> **Exercise prompt**
Extract the text of every entry below exactly; leave images out.

> **Provided data**

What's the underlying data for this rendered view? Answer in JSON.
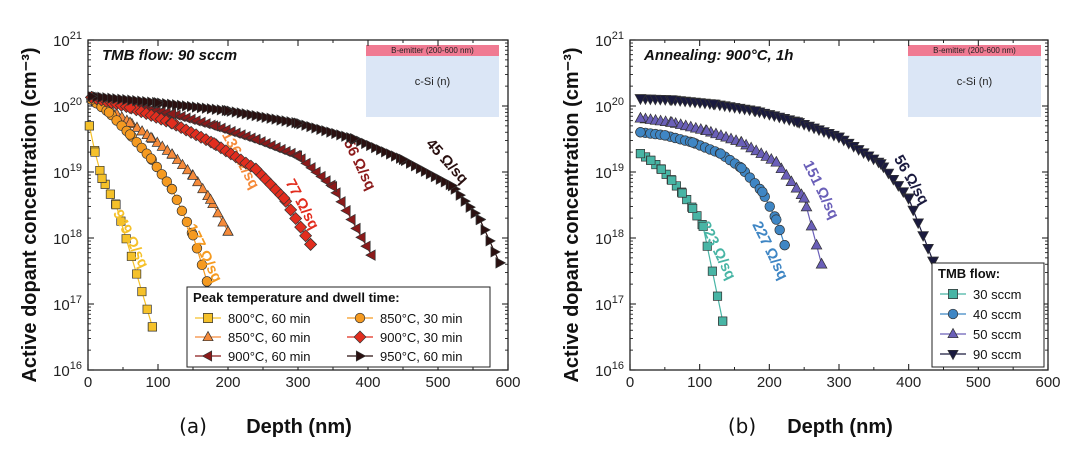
{
  "chart_data": [
    {
      "panel": "(a)",
      "type": "scatter",
      "title": "TMB flow: 90 sccm",
      "xlabel": "Depth (nm)",
      "ylabel": "Active dopant concentration (cm⁻³)",
      "xlim": [
        0,
        600
      ],
      "ylim": [
        1e+16,
        1e+21
      ],
      "yscale": "log",
      "xticks": [
        "0",
        "100",
        "200",
        "300",
        "400",
        "500",
        "600"
      ],
      "yticks_exp": [
        "16",
        "17",
        "18",
        "19",
        "20",
        "21"
      ],
      "inset": {
        "layer_top": "B-emitter (200-600 nm)",
        "layer_bottom": "c-Si (n)"
      },
      "legend": {
        "title": "Peak temperature and dwell time:",
        "columns": 2,
        "position": "bottom-right"
      },
      "series": [
        {
          "name": "800°C, 60 min",
          "color": "#f5c12a",
          "marker": "square",
          "x": [
            2,
            10,
            20,
            40,
            92
          ],
          "y": [
            5e+19,
            2e+19,
            8e+18,
            3.2e+18,
            4.5e+16
          ],
          "sheet": "949 Ω/sq",
          "sheet_pos": [
            55,
            9e+17
          ]
        },
        {
          "name": "850°C, 60 min",
          "color": "#f58a3a",
          "marker": "triangle-up",
          "x": [
            5,
            30,
            60,
            90,
            120,
            150,
            175,
            200
          ],
          "y": [
            1.3e+20,
            9e+19,
            5.6e+19,
            3.3e+19,
            1.85e+19,
            8.8e+18,
            3.8e+18,
            1.25e+18
          ],
          "sheet": "136 Ω/sq",
          "sheet_pos": [
            212,
            1.4e+19
          ]
        },
        {
          "name": "900°C, 60 min",
          "color": "#8b1a1a",
          "marker": "triangle-left",
          "x": [
            5,
            60,
            120,
            180,
            240,
            300,
            350,
            405
          ],
          "y": [
            1.35e+20,
            1.05e+20,
            7.6e+19,
            5e+19,
            3.1e+19,
            1.75e+19,
            6e+18,
            5.5e+17
          ],
          "sheet": "56 Ω/sq",
          "sheet_pos": [
            382,
            1.2e+19
          ]
        },
        {
          "name": "850°C, 30 min",
          "color": "#f59a20",
          "marker": "circle",
          "x": [
            5,
            30,
            60,
            90,
            120,
            150,
            170
          ],
          "y": [
            1.25e+20,
            8e+19,
            3.7e+19,
            1.6e+19,
            5.5e+18,
            1.1e+18,
            2.2e+17
          ],
          "sheet": "177 Ω/sq",
          "sheet_pos": [
            160,
            5.5e+17
          ]
        },
        {
          "name": "900°C, 30 min",
          "color": "#e22d1e",
          "marker": "diamond",
          "x": [
            5,
            60,
            120,
            180,
            240,
            280,
            318
          ],
          "y": [
            1.35e+20,
            9.5e+19,
            5.5e+19,
            2.7e+19,
            1.1e+19,
            4e+18,
            8e+17
          ],
          "sheet": "77 Ω/sq",
          "sheet_pos": [
            300,
            3e+18
          ]
        },
        {
          "name": "950°C, 60 min",
          "color": "#2a1010",
          "marker": "triangle-right",
          "x": [
            5,
            100,
            200,
            300,
            380,
            450,
            520,
            560,
            588
          ],
          "y": [
            1.4e+20,
            1.12e+20,
            8.5e+19,
            5.5e+19,
            3.2e+19,
            1.55e+19,
            6.2e+18,
            1.9e+18,
            4.2e+17
          ],
          "sheet": "45 Ω/sq",
          "sheet_pos": [
            508,
            1.3e+19
          ]
        }
      ]
    },
    {
      "panel": "(b)",
      "type": "scatter",
      "title": "Annealing: 900°C, 1h",
      "xlabel": "Depth (nm)",
      "ylabel": "Active dopant concentration (cm⁻³)",
      "xlim": [
        0,
        600
      ],
      "ylim": [
        1e+16,
        1e+21
      ],
      "yscale": "log",
      "xticks": [
        "0",
        "100",
        "200",
        "300",
        "400",
        "500",
        "600"
      ],
      "yticks_exp": [
        "16",
        "17",
        "18",
        "19",
        "20",
        "21"
      ],
      "inset": {
        "layer_top": "B-emitter (200-600 nm)",
        "layer_bottom": "c-Si (n)"
      },
      "legend": {
        "title": "TMB flow:",
        "columns": 1,
        "position": "bottom-right"
      },
      "series": [
        {
          "name": "30 sccm",
          "color": "#48b5a5",
          "marker": "square",
          "x": [
            15,
            30,
            45,
            60,
            75,
            90,
            105,
            133
          ],
          "y": [
            1.9e+19,
            1.5e+19,
            1.1e+19,
            7.5e+18,
            4.8e+18,
            2.8e+18,
            1.5e+18,
            5.5e+16
          ],
          "sheet": "823 Ω/sq",
          "sheet_pos": [
            120,
            6e+17
          ]
        },
        {
          "name": "40 sccm",
          "color": "#3f86c4",
          "marker": "circle",
          "x": [
            15,
            50,
            90,
            130,
            160,
            190,
            210,
            222
          ],
          "y": [
            4e+19,
            3.6e+19,
            2.8e+19,
            1.9e+19,
            1.15e+19,
            5e+18,
            1.9e+18,
            7.8e+17
          ],
          "sheet": "227 Ω/sq",
          "sheet_pos": [
            195,
            6e+17
          ]
        },
        {
          "name": "50 sccm",
          "color": "#6a5fb8",
          "marker": "triangle-up",
          "x": [
            15,
            60,
            110,
            160,
            210,
            250,
            275
          ],
          "y": [
            6.5e+19,
            5.6e+19,
            4.2e+19,
            2.8e+19,
            1.4e+19,
            4e+18,
            4e+17
          ],
          "sheet": "151 Ω/sq",
          "sheet_pos": [
            268,
            5e+18
          ]
        },
        {
          "name": "90 sccm",
          "color": "#1a1a3e",
          "marker": "triangle-down",
          "x": [
            15,
            60,
            120,
            180,
            240,
            300,
            360,
            400,
            435
          ],
          "y": [
            1.3e+20,
            1.25e+20,
            1.08e+20,
            8.5e+19,
            5.8e+19,
            3.4e+19,
            1.35e+19,
            4e+18,
            4.5e+17
          ],
          "sheet": "56 Ω/sq",
          "sheet_pos": [
            398,
            7e+18
          ]
        }
      ]
    }
  ]
}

> **Solution to the exercise**
What's the underlying data for this rendered view? Answer in JSON.
{
  "chart_data": [
    {
      "panel": "(a)",
      "type": "scatter",
      "title": "TMB flow: 90 sccm",
      "xlabel": "Depth (nm)",
      "ylabel": "Active dopant concentration (cm⁻³)",
      "xlim": [
        0,
        600
      ],
      "ylim": [
        1e+16,
        1e+21
      ],
      "yscale": "log",
      "xticks": [
        "0",
        "100",
        "200",
        "300",
        "400",
        "500",
        "600"
      ],
      "yticks_exp": [
        "16",
        "17",
        "18",
        "19",
        "20",
        "21"
      ],
      "inset": {
        "layer_top": "B-emitter (200-600 nm)",
        "layer_bottom": "c-Si (n)"
      },
      "legend": {
        "title": "Peak temperature and dwell time:",
        "columns": 2,
        "position": "bottom-right"
      },
      "series": [
        {
          "name": "800°C, 60 min",
          "color": "#f5c12a",
          "marker": "square",
          "x": [
            2,
            10,
            20,
            40,
            92
          ],
          "y": [
            5e+19,
            2e+19,
            8e+18,
            3.2e+18,
            4.5e+16
          ],
          "sheet": "949 Ω/sq",
          "sheet_pos": [
            55,
            9e+17
          ]
        },
        {
          "name": "850°C, 60 min",
          "color": "#f58a3a",
          "marker": "triangle-up",
          "x": [
            5,
            30,
            60,
            90,
            120,
            150,
            175,
            200
          ],
          "y": [
            1.3e+20,
            9e+19,
            5.6e+19,
            3.3e+19,
            1.85e+19,
            8.8e+18,
            3.8e+18,
            1.25e+18
          ],
          "sheet": "136 Ω/sq",
          "sheet_pos": [
            212,
            1.4e+19
          ]
        },
        {
          "name": "900°C, 60 min",
          "color": "#8b1a1a",
          "marker": "triangle-left",
          "x": [
            5,
            60,
            120,
            180,
            240,
            300,
            350,
            405
          ],
          "y": [
            1.35e+20,
            1.05e+20,
            7.6e+19,
            5e+19,
            3.1e+19,
            1.75e+19,
            6e+18,
            5.5e+17
          ],
          "sheet": "56 Ω/sq",
          "sheet_pos": [
            382,
            1.2e+19
          ]
        },
        {
          "name": "850°C, 30 min",
          "color": "#f59a20",
          "marker": "circle",
          "x": [
            5,
            30,
            60,
            90,
            120,
            150,
            170
          ],
          "y": [
            1.25e+20,
            8e+19,
            3.7e+19,
            1.6e+19,
            5.5e+18,
            1.1e+18,
            2.2e+17
          ],
          "sheet": "177 Ω/sq",
          "sheet_pos": [
            160,
            5.5e+17
          ]
        },
        {
          "name": "900°C, 30 min",
          "color": "#e22d1e",
          "marker": "diamond",
          "x": [
            5,
            60,
            120,
            180,
            240,
            280,
            318
          ],
          "y": [
            1.35e+20,
            9.5e+19,
            5.5e+19,
            2.7e+19,
            1.1e+19,
            4e+18,
            8e+17
          ],
          "sheet": "77 Ω/sq",
          "sheet_pos": [
            300,
            3e+18
          ]
        },
        {
          "name": "950°C, 60 min",
          "color": "#2a1010",
          "marker": "triangle-right",
          "x": [
            5,
            100,
            200,
            300,
            380,
            450,
            520,
            560,
            588
          ],
          "y": [
            1.4e+20,
            1.12e+20,
            8.5e+19,
            5.5e+19,
            3.2e+19,
            1.55e+19,
            6.2e+18,
            1.9e+18,
            4.2e+17
          ],
          "sheet": "45 Ω/sq",
          "sheet_pos": [
            508,
            1.3e+19
          ]
        }
      ]
    },
    {
      "panel": "(b)",
      "type": "scatter",
      "title": "Annealing: 900°C, 1h",
      "xlabel": "Depth (nm)",
      "ylabel": "Active dopant concentration (cm⁻³)",
      "xlim": [
        0,
        600
      ],
      "ylim": [
        1e+16,
        1e+21
      ],
      "yscale": "log",
      "xticks": [
        "0",
        "100",
        "200",
        "300",
        "400",
        "500",
        "600"
      ],
      "yticks_exp": [
        "16",
        "17",
        "18",
        "19",
        "20",
        "21"
      ],
      "inset": {
        "layer_top": "B-emitter (200-600 nm)",
        "layer_bottom": "c-Si (n)"
      },
      "legend": {
        "title": "TMB flow:",
        "columns": 1,
        "position": "bottom-right"
      },
      "series": [
        {
          "name": "30 sccm",
          "color": "#48b5a5",
          "marker": "square",
          "x": [
            15,
            30,
            45,
            60,
            75,
            90,
            105,
            133
          ],
          "y": [
            1.9e+19,
            1.5e+19,
            1.1e+19,
            7.5e+18,
            4.8e+18,
            2.8e+18,
            1.5e+18,
            5.5e+16
          ],
          "sheet": "823 Ω/sq",
          "sheet_pos": [
            120,
            6e+17
          ]
        },
        {
          "name": "40 sccm",
          "color": "#3f86c4",
          "marker": "circle",
          "x": [
            15,
            50,
            90,
            130,
            160,
            190,
            210,
            222
          ],
          "y": [
            4e+19,
            3.6e+19,
            2.8e+19,
            1.9e+19,
            1.15e+19,
            5e+18,
            1.9e+18,
            7.8e+17
          ],
          "sheet": "227 Ω/sq",
          "sheet_pos": [
            195,
            6e+17
          ]
        },
        {
          "name": "50 sccm",
          "color": "#6a5fb8",
          "marker": "triangle-up",
          "x": [
            15,
            60,
            110,
            160,
            210,
            250,
            275
          ],
          "y": [
            6.5e+19,
            5.6e+19,
            4.2e+19,
            2.8e+19,
            1.4e+19,
            4e+18,
            4e+17
          ],
          "sheet": "151 Ω/sq",
          "sheet_pos": [
            268,
            5e+18
          ]
        },
        {
          "name": "90 sccm",
          "color": "#1a1a3e",
          "marker": "triangle-down",
          "x": [
            15,
            60,
            120,
            180,
            240,
            300,
            360,
            400,
            435
          ],
          "y": [
            1.3e+20,
            1.25e+20,
            1.08e+20,
            8.5e+19,
            5.8e+19,
            3.4e+19,
            1.35e+19,
            4e+18,
            4.5e+17
          ],
          "sheet": "56 Ω/sq",
          "sheet_pos": [
            398,
            7e+18
          ]
        }
      ]
    }
  ]
}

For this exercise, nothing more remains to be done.